• _Problem to work on_:
Output the full listing below exactly as it reads, and skip anything that is a picture.

[Collection entries]

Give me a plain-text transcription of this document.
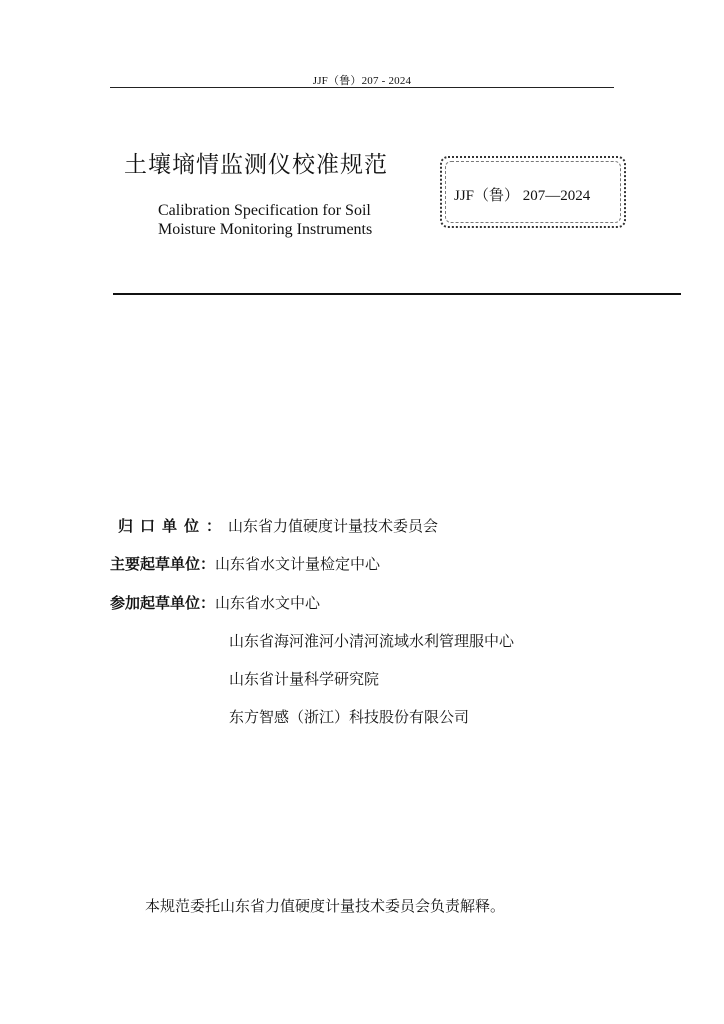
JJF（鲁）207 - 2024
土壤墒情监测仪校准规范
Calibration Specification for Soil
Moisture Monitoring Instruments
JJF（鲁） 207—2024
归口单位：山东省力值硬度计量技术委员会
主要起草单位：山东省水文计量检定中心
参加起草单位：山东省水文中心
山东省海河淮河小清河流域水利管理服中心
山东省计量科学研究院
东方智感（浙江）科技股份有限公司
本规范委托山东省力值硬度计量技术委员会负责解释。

• _The solution_:
Give me a plain-text transcription of this document.
JJF（鲁）207 - 2024
土壤墒情监测仪校准规范
Calibration Specification for Soil
Moisture Monitoring Instruments
JJF（鲁） 207—2024
归口单位：山东省力值硬度计量技术委员会
主要起草单位：山东省水文计量检定中心
参加起草单位：山东省水文中心
山东省海河淮河小清河流域水利管理服中心
山东省计量科学研究院
东方智感（浙江）科技股份有限公司
本规范委托山东省力值硬度计量技术委员会负责解释。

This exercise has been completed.